▼▼▼
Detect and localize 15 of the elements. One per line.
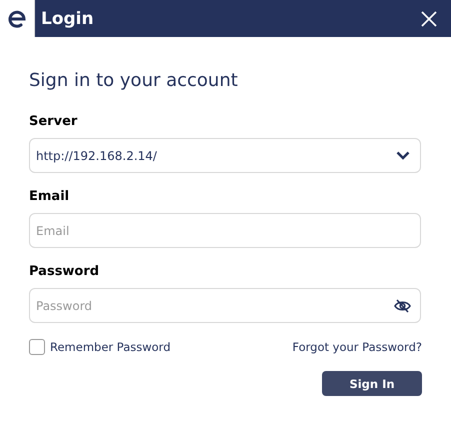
field-label: Email bbox=[29, 189, 70, 204]
remember-checkbox[interactable] bbox=[29, 339, 45, 355]
password-field[interactable]: Password bbox=[29, 288, 421, 323]
server-select[interactable]: http://192.168.2.14/ bbox=[29, 138, 421, 173]
field-label: Password bbox=[29, 264, 100, 279]
field-label: Server bbox=[29, 114, 78, 129]
email-field[interactable]: Email bbox=[29, 213, 421, 248]
sign-in-button[interactable]: Sign In bbox=[322, 371, 422, 396]
window-title: Login bbox=[41, 8, 95, 28]
forgot-password-link[interactable]: Forgot your Password? bbox=[292, 340, 422, 354]
eye-slash-icon[interactable] bbox=[394, 299, 411, 313]
form-heading: Sign in to your account bbox=[29, 70, 239, 91]
checkbox-label[interactable]: Remember Password bbox=[50, 340, 171, 354]
close-icon[interactable] bbox=[421, 10, 437, 26]
chevron-down-icon bbox=[396, 151, 410, 160]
▲▲▲
▶ [Description of the task]:
Rewrite the rows beginning at the one that has "field-label: Email bbox=[29, 189, 70, 204]" and stopping after the one that has "field-label: Password bbox=[29, 264, 100, 279]", changing "field-label" to "form-label" everywhere in them and leaving everything else the same. Return only those rows.

▶ [Solution to the exercise]:
form-label: Email bbox=[29, 189, 70, 204]
remember-checkbox[interactable] bbox=[29, 339, 45, 355]
password-field[interactable]: Password bbox=[29, 288, 421, 323]
server-select[interactable]: http://192.168.2.14/ bbox=[29, 138, 421, 173]
form-label: Password bbox=[29, 264, 100, 279]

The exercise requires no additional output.